— Begin —
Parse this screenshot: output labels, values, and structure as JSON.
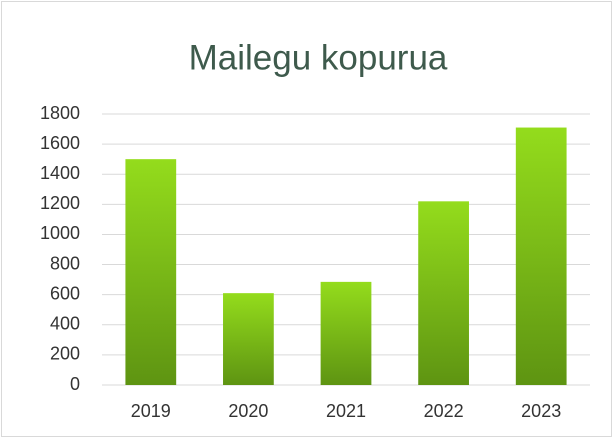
{
  "chart_data": {
    "type": "bar",
    "title": "Mailegu kopurua",
    "categories": [
      "2019",
      "2020",
      "2021",
      "2022",
      "2023"
    ],
    "values": [
      1500,
      610,
      685,
      1220,
      1710
    ],
    "color": "#94dc1c",
    "ylim": [
      0,
      1800
    ],
    "yticks": [
      0,
      200,
      400,
      600,
      800,
      1000,
      1200,
      1400,
      1600,
      1800
    ],
    "grid": true
  }
}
— End —
### Task requirements:
Reproduce the material above verbatim; omit every picture.

### Answer to this task:
Parse this screenshot: output labels, values, and structure as JSON.
{
  "chart_data": {
    "type": "bar",
    "title": "Mailegu kopurua",
    "categories": [
      "2019",
      "2020",
      "2021",
      "2022",
      "2023"
    ],
    "values": [
      1500,
      610,
      685,
      1220,
      1710
    ],
    "color": "#94dc1c",
    "ylim": [
      0,
      1800
    ],
    "yticks": [
      0,
      200,
      400,
      600,
      800,
      1000,
      1200,
      1400,
      1600,
      1800
    ],
    "grid": true
  }
}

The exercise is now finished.